» **Directions for this task**: Retype the data from the line with "Patent image size: (944, 512)." to the line with "The samples to be detected 17 is", keeping each line the same as it appears.

» **Records to use**:
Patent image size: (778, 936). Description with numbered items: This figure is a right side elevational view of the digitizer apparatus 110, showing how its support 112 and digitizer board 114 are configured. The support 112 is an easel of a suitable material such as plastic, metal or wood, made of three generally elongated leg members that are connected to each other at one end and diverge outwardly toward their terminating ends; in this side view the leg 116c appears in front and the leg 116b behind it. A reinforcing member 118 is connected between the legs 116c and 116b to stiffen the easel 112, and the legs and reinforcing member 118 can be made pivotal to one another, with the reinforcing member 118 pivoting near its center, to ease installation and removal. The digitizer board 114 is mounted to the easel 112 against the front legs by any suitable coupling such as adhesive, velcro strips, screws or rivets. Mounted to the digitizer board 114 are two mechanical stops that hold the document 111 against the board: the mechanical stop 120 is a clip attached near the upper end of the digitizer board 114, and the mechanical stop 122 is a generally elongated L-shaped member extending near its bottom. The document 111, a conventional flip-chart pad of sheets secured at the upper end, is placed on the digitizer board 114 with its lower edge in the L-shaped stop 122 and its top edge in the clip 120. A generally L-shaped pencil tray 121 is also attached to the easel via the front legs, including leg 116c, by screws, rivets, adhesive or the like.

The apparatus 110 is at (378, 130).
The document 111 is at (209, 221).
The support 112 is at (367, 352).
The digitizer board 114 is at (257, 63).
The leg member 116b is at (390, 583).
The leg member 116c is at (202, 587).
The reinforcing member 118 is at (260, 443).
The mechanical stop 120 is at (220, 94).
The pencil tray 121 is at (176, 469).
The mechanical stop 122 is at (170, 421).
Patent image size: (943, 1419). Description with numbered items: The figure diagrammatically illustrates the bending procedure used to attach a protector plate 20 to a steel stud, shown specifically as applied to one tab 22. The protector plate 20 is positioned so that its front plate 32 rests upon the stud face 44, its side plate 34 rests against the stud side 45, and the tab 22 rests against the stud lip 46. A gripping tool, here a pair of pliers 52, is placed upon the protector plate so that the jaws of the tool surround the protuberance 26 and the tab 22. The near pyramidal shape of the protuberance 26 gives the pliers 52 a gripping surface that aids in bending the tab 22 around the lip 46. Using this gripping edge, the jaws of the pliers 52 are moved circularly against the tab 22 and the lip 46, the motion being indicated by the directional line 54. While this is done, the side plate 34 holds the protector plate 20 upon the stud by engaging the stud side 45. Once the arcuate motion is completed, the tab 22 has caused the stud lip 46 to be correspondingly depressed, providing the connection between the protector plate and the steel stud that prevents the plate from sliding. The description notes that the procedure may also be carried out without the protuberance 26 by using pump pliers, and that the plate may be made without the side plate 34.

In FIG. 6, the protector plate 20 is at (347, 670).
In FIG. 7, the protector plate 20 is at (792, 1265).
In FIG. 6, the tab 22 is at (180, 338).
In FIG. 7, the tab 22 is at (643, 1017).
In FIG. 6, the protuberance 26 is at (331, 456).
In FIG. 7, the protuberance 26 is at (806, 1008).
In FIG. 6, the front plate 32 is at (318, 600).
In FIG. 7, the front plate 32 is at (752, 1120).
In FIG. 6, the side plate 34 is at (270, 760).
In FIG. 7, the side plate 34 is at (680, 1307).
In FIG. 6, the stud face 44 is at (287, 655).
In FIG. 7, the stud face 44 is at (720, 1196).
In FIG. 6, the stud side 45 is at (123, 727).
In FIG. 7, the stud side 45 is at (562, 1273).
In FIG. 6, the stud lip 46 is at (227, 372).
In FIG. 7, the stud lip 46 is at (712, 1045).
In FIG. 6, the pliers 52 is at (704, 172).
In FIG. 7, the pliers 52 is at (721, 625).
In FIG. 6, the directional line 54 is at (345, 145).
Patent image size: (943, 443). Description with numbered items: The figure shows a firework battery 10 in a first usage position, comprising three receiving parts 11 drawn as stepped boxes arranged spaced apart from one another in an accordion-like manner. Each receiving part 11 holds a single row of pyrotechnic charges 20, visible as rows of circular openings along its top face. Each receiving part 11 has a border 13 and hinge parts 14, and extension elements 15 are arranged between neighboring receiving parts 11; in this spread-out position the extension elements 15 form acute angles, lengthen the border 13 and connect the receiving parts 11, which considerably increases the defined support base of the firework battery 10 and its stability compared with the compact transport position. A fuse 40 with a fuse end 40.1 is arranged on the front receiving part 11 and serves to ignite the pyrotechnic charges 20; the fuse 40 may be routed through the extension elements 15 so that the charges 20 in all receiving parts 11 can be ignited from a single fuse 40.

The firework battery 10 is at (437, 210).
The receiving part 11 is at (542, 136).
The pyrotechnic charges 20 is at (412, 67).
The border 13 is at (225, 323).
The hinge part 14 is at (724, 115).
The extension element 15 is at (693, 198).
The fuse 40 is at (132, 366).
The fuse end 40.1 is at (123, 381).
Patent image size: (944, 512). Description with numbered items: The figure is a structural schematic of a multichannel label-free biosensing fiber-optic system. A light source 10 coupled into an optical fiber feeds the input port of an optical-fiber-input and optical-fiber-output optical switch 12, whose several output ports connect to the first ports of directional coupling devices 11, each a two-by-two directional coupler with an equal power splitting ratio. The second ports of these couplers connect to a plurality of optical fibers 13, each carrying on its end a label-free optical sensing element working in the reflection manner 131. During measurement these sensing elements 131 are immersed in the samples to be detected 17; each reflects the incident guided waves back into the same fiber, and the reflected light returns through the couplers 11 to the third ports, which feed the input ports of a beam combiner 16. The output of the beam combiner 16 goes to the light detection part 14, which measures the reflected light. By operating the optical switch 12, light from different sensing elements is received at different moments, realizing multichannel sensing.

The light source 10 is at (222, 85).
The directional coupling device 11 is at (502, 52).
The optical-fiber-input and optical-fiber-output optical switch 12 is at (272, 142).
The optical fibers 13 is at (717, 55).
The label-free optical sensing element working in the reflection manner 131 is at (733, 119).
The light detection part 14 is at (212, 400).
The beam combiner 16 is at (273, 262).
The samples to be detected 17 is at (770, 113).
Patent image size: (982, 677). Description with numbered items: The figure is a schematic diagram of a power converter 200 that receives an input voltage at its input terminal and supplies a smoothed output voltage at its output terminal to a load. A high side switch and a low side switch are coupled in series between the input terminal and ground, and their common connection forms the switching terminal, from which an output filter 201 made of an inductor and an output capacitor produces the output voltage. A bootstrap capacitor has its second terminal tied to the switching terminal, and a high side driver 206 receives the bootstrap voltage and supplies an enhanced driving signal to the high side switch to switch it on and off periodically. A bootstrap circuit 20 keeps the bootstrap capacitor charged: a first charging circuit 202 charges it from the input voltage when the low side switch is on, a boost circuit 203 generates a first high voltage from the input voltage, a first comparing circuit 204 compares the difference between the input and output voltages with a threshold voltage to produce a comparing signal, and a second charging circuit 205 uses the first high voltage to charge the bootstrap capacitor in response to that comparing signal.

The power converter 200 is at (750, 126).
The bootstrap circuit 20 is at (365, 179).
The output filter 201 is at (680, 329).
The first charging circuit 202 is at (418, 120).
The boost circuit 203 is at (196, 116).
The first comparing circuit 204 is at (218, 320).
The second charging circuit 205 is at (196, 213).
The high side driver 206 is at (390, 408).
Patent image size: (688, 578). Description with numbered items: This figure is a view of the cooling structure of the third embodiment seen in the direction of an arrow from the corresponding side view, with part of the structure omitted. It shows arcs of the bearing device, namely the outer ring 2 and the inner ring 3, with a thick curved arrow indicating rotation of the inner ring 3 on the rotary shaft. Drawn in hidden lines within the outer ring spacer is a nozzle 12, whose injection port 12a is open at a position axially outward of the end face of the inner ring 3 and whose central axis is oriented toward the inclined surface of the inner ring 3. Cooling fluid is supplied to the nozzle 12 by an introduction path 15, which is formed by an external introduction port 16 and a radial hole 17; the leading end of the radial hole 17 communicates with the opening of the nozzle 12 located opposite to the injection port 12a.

» **Written response**:
Patent image size: (944, 512). Description with numbered items: The figure is a structural schematic of a multichannel label-free biosensing fiber-optic system. A light source 10 coupled into an optical fiber feeds the input port of an optical-fiber-input and optical-fiber-output optical switch 12, whose several output ports connect to the first ports of directional coupling devices 11, each a two-by-two directional coupler with an equal power splitting ratio. The second ports of these couplers connect to a plurality of optical fibers 13, each carrying on its end a label-free optical sensing element working in the reflection manner 131. During measurement these sensing elements 131 are immersed in the samples to be detected 17; each reflects the incident guided waves back into the same fiber, and the reflected light returns through the couplers 11 to the third ports, which feed the input ports of a beam combiner 16. The output of the beam combiner 16 goes to the light detection part 14, which measures the reflected light. By operating the optical switch 12, light from different sensing elements is received at different moments, realizing multichannel sensing.

The light source 10 is at (222, 85).
The directional coupling device 11 is at (502, 52).
The optical-fiber-input and optical-fiber-output optical switch 12 is at (272, 142).
The optical fibers 13 is at (717, 55).
The label-free optical sensing element working in the reflection manner 131 is at (733, 119).
The light detection part 14 is at (212, 400).
The beam combiner 16 is at (273, 262).
The samples to be detected 17 is at (770, 113).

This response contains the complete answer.